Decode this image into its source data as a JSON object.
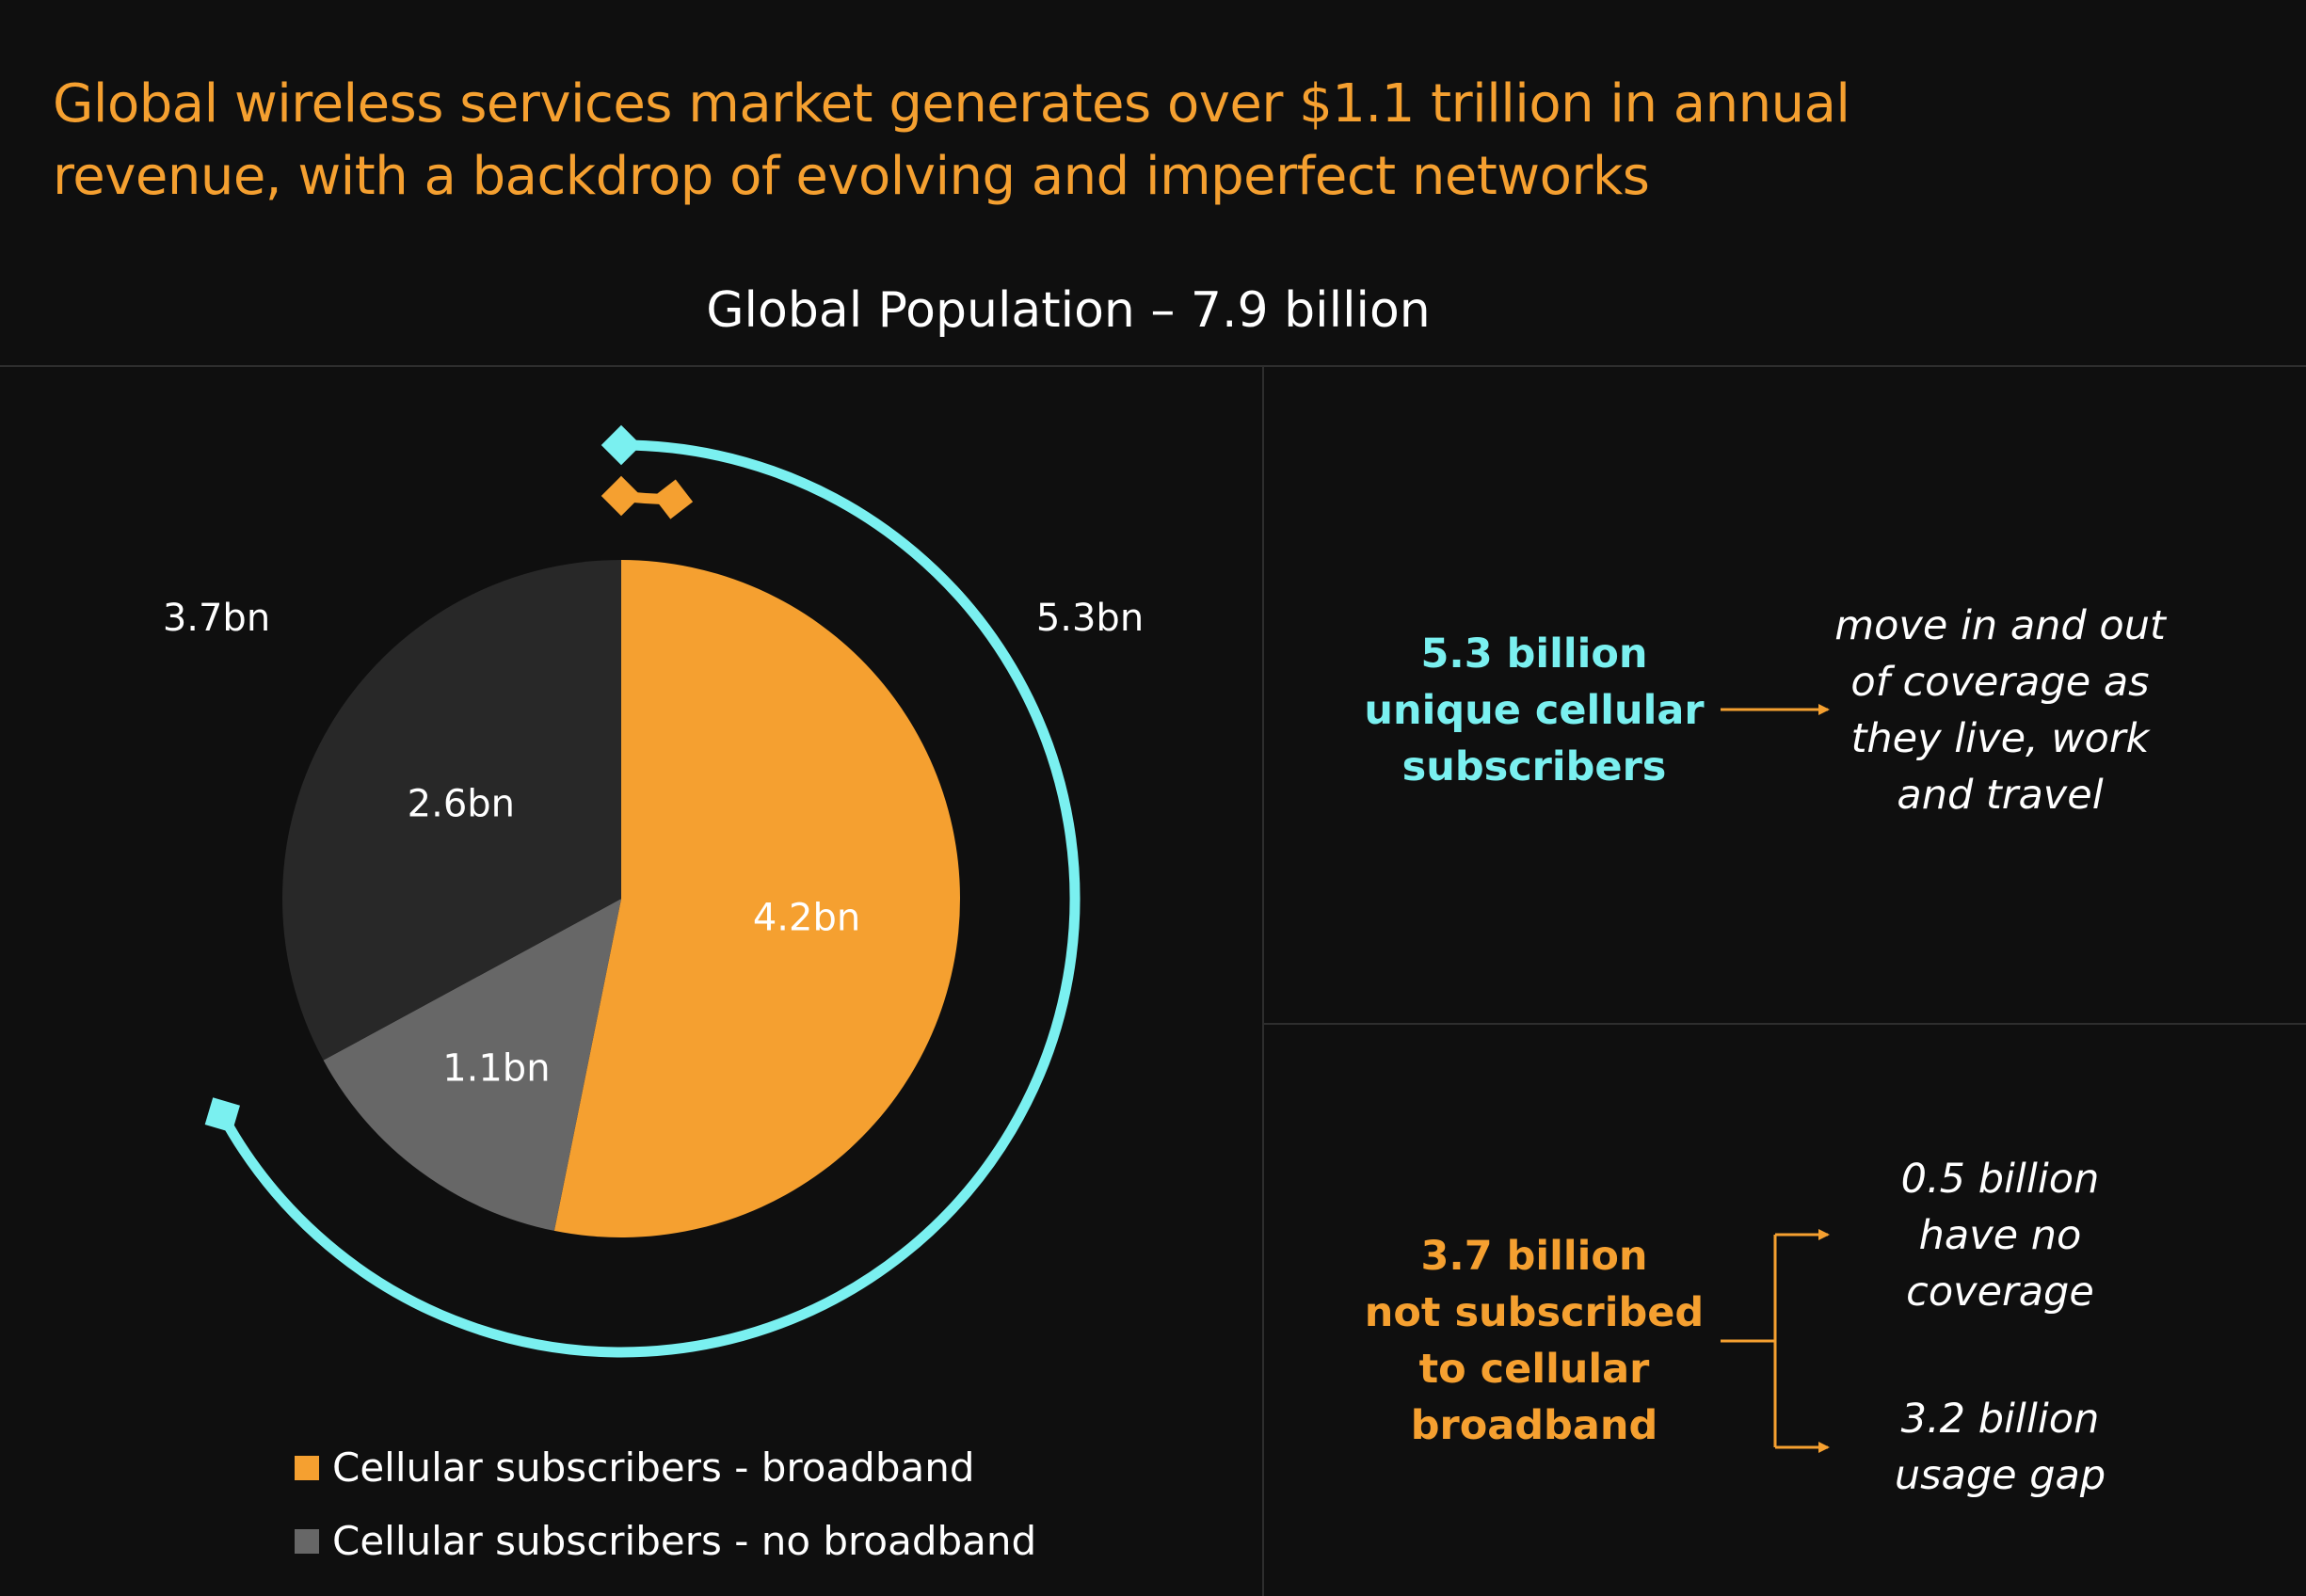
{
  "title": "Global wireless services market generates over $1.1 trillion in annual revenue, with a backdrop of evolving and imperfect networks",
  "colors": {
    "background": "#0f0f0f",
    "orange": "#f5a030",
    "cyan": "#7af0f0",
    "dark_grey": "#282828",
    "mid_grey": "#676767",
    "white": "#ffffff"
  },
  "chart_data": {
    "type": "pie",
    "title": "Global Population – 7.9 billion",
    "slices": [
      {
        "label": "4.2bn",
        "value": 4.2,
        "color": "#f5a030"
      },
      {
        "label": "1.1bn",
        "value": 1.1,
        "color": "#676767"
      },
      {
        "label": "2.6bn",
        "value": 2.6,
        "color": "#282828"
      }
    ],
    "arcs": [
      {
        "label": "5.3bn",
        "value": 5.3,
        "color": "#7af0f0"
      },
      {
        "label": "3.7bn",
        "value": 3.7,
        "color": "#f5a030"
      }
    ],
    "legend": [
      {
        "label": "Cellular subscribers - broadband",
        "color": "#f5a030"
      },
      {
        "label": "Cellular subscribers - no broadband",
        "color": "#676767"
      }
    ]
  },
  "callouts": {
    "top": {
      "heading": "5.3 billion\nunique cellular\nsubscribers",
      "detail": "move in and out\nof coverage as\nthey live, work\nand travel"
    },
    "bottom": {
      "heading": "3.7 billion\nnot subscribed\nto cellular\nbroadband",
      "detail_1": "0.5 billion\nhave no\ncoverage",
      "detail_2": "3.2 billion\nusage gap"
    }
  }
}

• _TASK DESCRIPTION_
Strip out the pictures and quote the remaining data word for word.

• _RESPONSE BELOW_
Decode this image into its source data as a JSON object.
{
  "title": "Global wireless services market generates over $1.1 trillion in annual revenue, with a backdrop of evolving and imperfect networks",
  "colors": {
    "background": "#0f0f0f",
    "orange": "#f5a030",
    "cyan": "#7af0f0",
    "dark_grey": "#282828",
    "mid_grey": "#676767",
    "white": "#ffffff"
  },
  "chart_data": {
    "type": "pie",
    "title": "Global Population – 7.9 billion",
    "slices": [
      {
        "label": "4.2bn",
        "value": 4.2,
        "color": "#f5a030"
      },
      {
        "label": "1.1bn",
        "value": 1.1,
        "color": "#676767"
      },
      {
        "label": "2.6bn",
        "value": 2.6,
        "color": "#282828"
      }
    ],
    "arcs": [
      {
        "label": "5.3bn",
        "value": 5.3,
        "color": "#7af0f0"
      },
      {
        "label": "3.7bn",
        "value": 3.7,
        "color": "#f5a030"
      }
    ],
    "legend": [
      {
        "label": "Cellular subscribers - broadband",
        "color": "#f5a030"
      },
      {
        "label": "Cellular subscribers - no broadband",
        "color": "#676767"
      }
    ]
  },
  "callouts": {
    "top": {
      "heading": "5.3 billion\nunique cellular\nsubscribers",
      "detail": "move in and out\nof coverage as\nthey live, work\nand travel"
    },
    "bottom": {
      "heading": "3.7 billion\nnot subscribed\nto cellular\nbroadband",
      "detail_1": "0.5 billion\nhave no\ncoverage",
      "detail_2": "3.2 billion\nusage gap"
    }
  }
}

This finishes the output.